(Data records)

□ □ □

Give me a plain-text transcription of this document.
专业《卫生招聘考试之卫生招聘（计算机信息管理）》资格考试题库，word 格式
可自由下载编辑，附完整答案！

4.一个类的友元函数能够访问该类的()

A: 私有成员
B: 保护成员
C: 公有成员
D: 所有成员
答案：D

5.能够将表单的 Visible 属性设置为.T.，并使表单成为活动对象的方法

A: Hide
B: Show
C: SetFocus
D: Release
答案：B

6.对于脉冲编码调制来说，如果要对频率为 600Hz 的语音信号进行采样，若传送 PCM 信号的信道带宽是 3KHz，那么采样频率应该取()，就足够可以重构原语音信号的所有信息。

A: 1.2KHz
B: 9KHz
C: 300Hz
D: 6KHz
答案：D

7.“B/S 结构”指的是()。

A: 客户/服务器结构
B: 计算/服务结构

□ □ □

Extract all of the data above and output it character for character.

Give me a plain-text transcription of this document.
专业《卫生招聘考试之卫生招聘（计算机信息管理）》资格考试题库，word 格式
可自由下载编辑，附完整答案！

4.一个类的友元函数能够访问该类的()

A: 私有成员
B: 保护成员
C: 公有成员
D: 所有成员
答案：D

5.能够将表单的 Visible 属性设置为.T.，并使表单成为活动对象的方法

A: Hide
B: Show
C: SetFocus
D: Release
答案：B

6.对于脉冲编码调制来说，如果要对频率为 600Hz 的语音信号进行采样，若传送 PCM 信号的信道带宽是 3KHz，那么采样频率应该取()，就足够可以重构原语音信号的所有信息。

A: 1.2KHz
B: 9KHz
C: 300Hz
D: 6KHz
答案：D

7.“B/S 结构”指的是()。

A: 客户/服务器结构
B: 计算/服务结构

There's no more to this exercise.